Please rewrite the entries from the very first one through the line containing "door handle bar — [483, 489, 493, 570]", swapping "glove" for "mitt" and leaving everything else unchanged.

-------- Information supplied --------

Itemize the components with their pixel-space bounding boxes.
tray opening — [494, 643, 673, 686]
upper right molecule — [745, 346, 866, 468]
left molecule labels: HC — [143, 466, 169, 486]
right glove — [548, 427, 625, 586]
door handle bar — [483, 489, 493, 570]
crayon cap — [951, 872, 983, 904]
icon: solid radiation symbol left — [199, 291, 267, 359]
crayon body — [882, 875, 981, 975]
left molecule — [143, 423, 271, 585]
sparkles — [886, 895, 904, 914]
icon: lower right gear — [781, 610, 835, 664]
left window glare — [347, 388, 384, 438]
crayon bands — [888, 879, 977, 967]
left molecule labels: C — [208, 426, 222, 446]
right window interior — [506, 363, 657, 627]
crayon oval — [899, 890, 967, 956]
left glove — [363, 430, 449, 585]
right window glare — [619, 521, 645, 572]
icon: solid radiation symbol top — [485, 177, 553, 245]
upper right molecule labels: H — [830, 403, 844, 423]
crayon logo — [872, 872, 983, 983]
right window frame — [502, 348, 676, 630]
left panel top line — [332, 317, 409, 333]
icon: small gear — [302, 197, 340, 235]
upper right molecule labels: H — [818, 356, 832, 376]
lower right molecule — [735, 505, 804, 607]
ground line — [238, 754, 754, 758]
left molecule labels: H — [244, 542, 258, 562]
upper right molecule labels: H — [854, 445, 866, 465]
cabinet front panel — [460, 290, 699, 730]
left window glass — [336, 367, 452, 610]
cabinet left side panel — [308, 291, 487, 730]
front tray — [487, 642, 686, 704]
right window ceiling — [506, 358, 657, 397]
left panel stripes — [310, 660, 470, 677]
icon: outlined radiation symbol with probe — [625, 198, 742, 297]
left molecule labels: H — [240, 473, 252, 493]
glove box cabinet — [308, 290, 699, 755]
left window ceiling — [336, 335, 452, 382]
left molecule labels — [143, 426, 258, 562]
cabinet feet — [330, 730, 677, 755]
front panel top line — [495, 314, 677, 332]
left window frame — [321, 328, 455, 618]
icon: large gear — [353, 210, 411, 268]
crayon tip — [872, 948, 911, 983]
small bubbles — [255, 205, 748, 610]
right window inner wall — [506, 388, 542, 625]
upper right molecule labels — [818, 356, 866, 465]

--------

= Final result =
Itemize the components with their pixel-space bounding boxes.
tray opening — [494, 643, 673, 686]
upper right molecule — [745, 346, 866, 468]
left molecule labels: HC — [143, 466, 169, 486]
right mitt — [548, 427, 625, 586]
door handle bar — [483, 489, 493, 570]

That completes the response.